[Records from a data source]
════════════════════
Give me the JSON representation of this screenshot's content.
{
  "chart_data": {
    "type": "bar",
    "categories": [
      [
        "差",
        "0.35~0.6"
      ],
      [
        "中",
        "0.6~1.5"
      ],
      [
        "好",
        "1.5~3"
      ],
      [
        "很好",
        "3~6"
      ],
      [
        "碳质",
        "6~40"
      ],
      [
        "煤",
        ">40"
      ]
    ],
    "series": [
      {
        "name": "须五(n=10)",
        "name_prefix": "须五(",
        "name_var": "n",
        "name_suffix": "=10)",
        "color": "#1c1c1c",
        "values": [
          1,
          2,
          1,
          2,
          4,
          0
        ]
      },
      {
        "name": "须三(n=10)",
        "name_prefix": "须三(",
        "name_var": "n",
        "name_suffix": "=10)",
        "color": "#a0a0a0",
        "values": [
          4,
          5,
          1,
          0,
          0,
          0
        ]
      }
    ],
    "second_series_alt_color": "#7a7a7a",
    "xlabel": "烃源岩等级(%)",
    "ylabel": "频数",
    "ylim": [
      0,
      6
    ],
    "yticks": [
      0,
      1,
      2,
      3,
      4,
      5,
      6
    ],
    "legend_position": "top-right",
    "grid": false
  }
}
════════════════════
§ **REQUIREMENTS**: Return what is listed above, exactly and completely.

§ **OUTPUT FOR THIS TASK**:
Give me the JSON representation of this screenshot's content.
{
  "chart_data": {
    "type": "bar",
    "categories": [
      [
        "差",
        "0.35~0.6"
      ],
      [
        "中",
        "0.6~1.5"
      ],
      [
        "好",
        "1.5~3"
      ],
      [
        "很好",
        "3~6"
      ],
      [
        "碳质",
        "6~40"
      ],
      [
        "煤",
        ">40"
      ]
    ],
    "series": [
      {
        "name": "须五(n=10)",
        "name_prefix": "须五(",
        "name_var": "n",
        "name_suffix": "=10)",
        "color": "#1c1c1c",
        "values": [
          1,
          2,
          1,
          2,
          4,
          0
        ]
      },
      {
        "name": "须三(n=10)",
        "name_prefix": "须三(",
        "name_var": "n",
        "name_suffix": "=10)",
        "color": "#a0a0a0",
        "values": [
          4,
          5,
          1,
          0,
          0,
          0
        ]
      }
    ],
    "second_series_alt_color": "#7a7a7a",
    "xlabel": "烃源岩等级(%)",
    "ylabel": "频数",
    "ylim": [
      0,
      6
    ],
    "yticks": [
      0,
      1,
      2,
      3,
      4,
      5,
      6
    ],
    "legend_position": "top-right",
    "grid": false
  }
}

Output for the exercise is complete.